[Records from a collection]
** start **

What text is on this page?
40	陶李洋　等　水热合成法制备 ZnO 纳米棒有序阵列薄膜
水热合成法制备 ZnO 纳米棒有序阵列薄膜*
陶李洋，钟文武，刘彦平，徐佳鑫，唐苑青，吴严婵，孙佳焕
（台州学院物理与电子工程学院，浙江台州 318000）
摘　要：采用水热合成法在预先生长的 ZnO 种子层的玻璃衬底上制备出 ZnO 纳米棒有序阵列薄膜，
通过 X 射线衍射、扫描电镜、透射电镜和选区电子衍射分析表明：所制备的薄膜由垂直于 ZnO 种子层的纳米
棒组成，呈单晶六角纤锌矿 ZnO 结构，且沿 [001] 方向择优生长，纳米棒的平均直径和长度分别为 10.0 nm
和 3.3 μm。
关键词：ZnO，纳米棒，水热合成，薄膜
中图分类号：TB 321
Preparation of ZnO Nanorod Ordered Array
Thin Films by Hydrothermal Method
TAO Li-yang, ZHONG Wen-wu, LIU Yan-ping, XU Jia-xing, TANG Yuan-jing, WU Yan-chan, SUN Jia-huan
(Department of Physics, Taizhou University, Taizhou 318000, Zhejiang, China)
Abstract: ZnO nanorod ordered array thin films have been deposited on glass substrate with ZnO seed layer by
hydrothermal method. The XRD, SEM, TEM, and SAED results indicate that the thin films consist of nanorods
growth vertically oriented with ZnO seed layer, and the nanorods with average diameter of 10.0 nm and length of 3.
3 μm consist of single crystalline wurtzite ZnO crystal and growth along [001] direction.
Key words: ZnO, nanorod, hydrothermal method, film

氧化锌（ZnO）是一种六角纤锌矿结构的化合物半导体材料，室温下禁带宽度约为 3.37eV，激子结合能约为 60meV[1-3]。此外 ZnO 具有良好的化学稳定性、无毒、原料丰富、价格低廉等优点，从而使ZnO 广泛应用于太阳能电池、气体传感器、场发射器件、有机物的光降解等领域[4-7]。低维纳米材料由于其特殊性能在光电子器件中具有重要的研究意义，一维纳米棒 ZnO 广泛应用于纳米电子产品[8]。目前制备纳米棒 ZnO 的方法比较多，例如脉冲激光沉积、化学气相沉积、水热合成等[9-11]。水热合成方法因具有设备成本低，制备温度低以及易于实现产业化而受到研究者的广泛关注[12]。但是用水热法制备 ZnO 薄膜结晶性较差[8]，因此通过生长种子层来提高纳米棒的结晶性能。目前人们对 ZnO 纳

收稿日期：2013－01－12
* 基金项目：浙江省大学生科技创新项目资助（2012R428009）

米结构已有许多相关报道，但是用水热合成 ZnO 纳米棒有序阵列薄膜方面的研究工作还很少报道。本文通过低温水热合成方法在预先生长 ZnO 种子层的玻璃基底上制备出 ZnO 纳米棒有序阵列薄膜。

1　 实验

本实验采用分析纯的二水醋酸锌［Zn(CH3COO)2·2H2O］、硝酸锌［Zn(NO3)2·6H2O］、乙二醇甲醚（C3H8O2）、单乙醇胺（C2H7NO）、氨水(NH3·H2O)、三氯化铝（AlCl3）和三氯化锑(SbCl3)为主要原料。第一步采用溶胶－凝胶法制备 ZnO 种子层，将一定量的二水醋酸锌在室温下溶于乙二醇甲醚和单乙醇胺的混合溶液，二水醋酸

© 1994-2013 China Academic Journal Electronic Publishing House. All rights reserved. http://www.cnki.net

** end **

## AIM:
Set all of the entries down again, exactly as they were given.

## RESPONSE TO THE EXERCISE:
What text is on this page?
40	陶李洋　等　水热合成法制备 ZnO 纳米棒有序阵列薄膜
水热合成法制备 ZnO 纳米棒有序阵列薄膜*
陶李洋，钟文武，刘彦平，徐佳鑫，唐苑青，吴严婵，孙佳焕
（台州学院物理与电子工程学院，浙江台州 318000）
摘　要：采用水热合成法在预先生长的 ZnO 种子层的玻璃衬底上制备出 ZnO 纳米棒有序阵列薄膜，
通过 X 射线衍射、扫描电镜、透射电镜和选区电子衍射分析表明：所制备的薄膜由垂直于 ZnO 种子层的纳米
棒组成，呈单晶六角纤锌矿 ZnO 结构，且沿 [001] 方向择优生长，纳米棒的平均直径和长度分别为 10.0 nm
和 3.3 μm。
关键词：ZnO，纳米棒，水热合成，薄膜
中图分类号：TB 321
Preparation of ZnO Nanorod Ordered Array
Thin Films by Hydrothermal Method
TAO Li-yang, ZHONG Wen-wu, LIU Yan-ping, XU Jia-xing, TANG Yuan-jing, WU Yan-chan, SUN Jia-huan
(Department of Physics, Taizhou University, Taizhou 318000, Zhejiang, China)
Abstract: ZnO nanorod ordered array thin films have been deposited on glass substrate with ZnO seed layer by
hydrothermal method. The XRD, SEM, TEM, and SAED results indicate that the thin films consist of nanorods
growth vertically oriented with ZnO seed layer, and the nanorods with average diameter of 10.0 nm and length of 3.
3 μm consist of single crystalline wurtzite ZnO crystal and growth along [001] direction.
Key words: ZnO, nanorod, hydrothermal method, film

氧化锌（ZnO）是一种六角纤锌矿结构的化合物半导体材料，室温下禁带宽度约为 3.37eV，激子结合能约为 60meV[1-3]。此外 ZnO 具有良好的化学稳定性、无毒、原料丰富、价格低廉等优点，从而使ZnO 广泛应用于太阳能电池、气体传感器、场发射器件、有机物的光降解等领域[4-7]。低维纳米材料由于其特殊性能在光电子器件中具有重要的研究意义，一维纳米棒 ZnO 广泛应用于纳米电子产品[8]。目前制备纳米棒 ZnO 的方法比较多，例如脉冲激光沉积、化学气相沉积、水热合成等[9-11]。水热合成方法因具有设备成本低，制备温度低以及易于实现产业化而受到研究者的广泛关注[12]。但是用水热法制备 ZnO 薄膜结晶性较差[8]，因此通过生长种子层来提高纳米棒的结晶性能。目前人们对 ZnO 纳

收稿日期：2013－01－12
* 基金项目：浙江省大学生科技创新项目资助（2012R428009）

米结构已有许多相关报道，但是用水热合成 ZnO 纳米棒有序阵列薄膜方面的研究工作还很少报道。本文通过低温水热合成方法在预先生长 ZnO 种子层的玻璃基底上制备出 ZnO 纳米棒有序阵列薄膜。

1　 实验

本实验采用分析纯的二水醋酸锌［Zn(CH3COO)2·2H2O］、硝酸锌［Zn(NO3)2·6H2O］、乙二醇甲醚（C3H8O2）、单乙醇胺（C2H7NO）、氨水(NH3·H2O)、三氯化铝（AlCl3）和三氯化锑(SbCl3)为主要原料。第一步采用溶胶－凝胶法制备 ZnO 种子层，将一定量的二水醋酸锌在室温下溶于乙二醇甲醚和单乙醇胺的混合溶液，二水醋酸

© 1994-2013 China Academic Journal Electronic Publishing House. All rights reserved. http://www.cnki.net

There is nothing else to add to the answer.